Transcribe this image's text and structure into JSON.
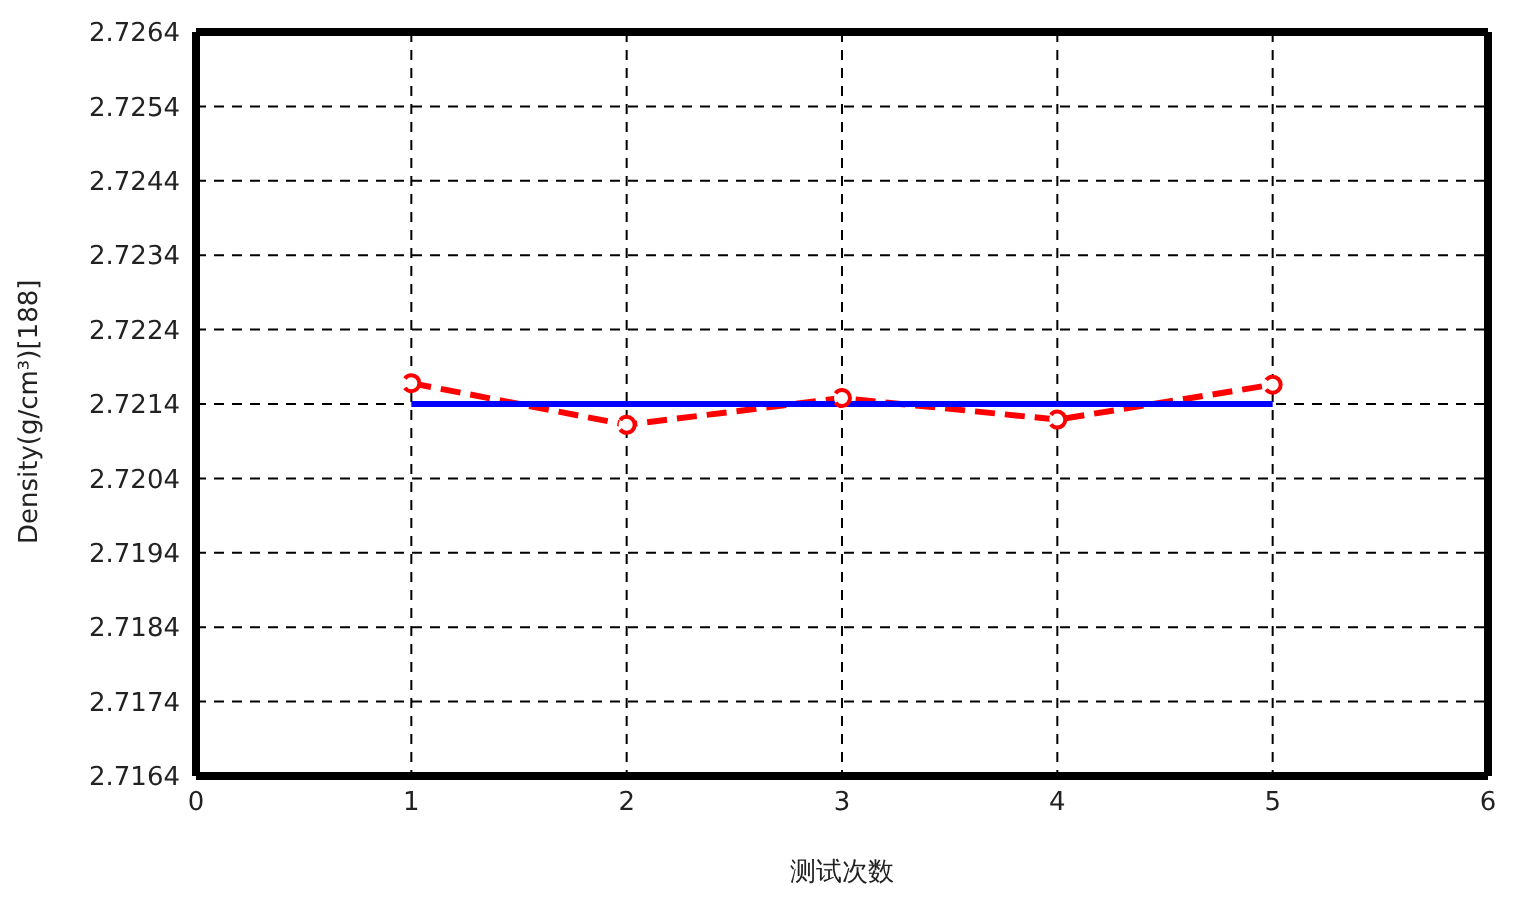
{
  "chart_data": {
    "type": "line",
    "xlabel": "测试次数",
    "ylabel": "Density(g/cm³)[188]",
    "x": [
      1,
      2,
      3,
      4,
      5
    ],
    "series": [
      {
        "color": "#ff0000",
        "values": [
          2.72168,
          2.72112,
          2.72148,
          2.72119,
          2.72166
        ],
        "marker": "circle",
        "line_style": "dashed"
      },
      {
        "color": "#0000ff",
        "values": [
          2.7214,
          2.7214,
          2.7214,
          2.7214,
          2.7214
        ],
        "marker": "none",
        "line_style": "solid"
      }
    ],
    "xlim": [
      0,
      6
    ],
    "xticks": [
      0,
      1,
      2,
      3,
      4,
      5,
      6
    ],
    "ylim": [
      2.7164,
      2.7264
    ],
    "yticks": [
      2.7164,
      2.7174,
      2.7184,
      2.7194,
      2.7204,
      2.7214,
      2.7224,
      2.7234,
      2.7244,
      2.7254,
      2.7264
    ],
    "grid": true,
    "legend": false
  }
}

YOUR TASK: Copy every record character for character. Skip the pictures.

FULL ANSWER:
Transcribe this image's text and structure into JSON.
{
  "chart_data": {
    "type": "line",
    "xlabel": "测试次数",
    "ylabel": "Density(g/cm³)[188]",
    "x": [
      1,
      2,
      3,
      4,
      5
    ],
    "series": [
      {
        "color": "#ff0000",
        "values": [
          2.72168,
          2.72112,
          2.72148,
          2.72119,
          2.72166
        ],
        "marker": "circle",
        "line_style": "dashed"
      },
      {
        "color": "#0000ff",
        "values": [
          2.7214,
          2.7214,
          2.7214,
          2.7214,
          2.7214
        ],
        "marker": "none",
        "line_style": "solid"
      }
    ],
    "xlim": [
      0,
      6
    ],
    "xticks": [
      0,
      1,
      2,
      3,
      4,
      5,
      6
    ],
    "ylim": [
      2.7164,
      2.7264
    ],
    "yticks": [
      2.7164,
      2.7174,
      2.7184,
      2.7194,
      2.7204,
      2.7214,
      2.7224,
      2.7234,
      2.7244,
      2.7254,
      2.7264
    ],
    "grid": true,
    "legend": false
  }
}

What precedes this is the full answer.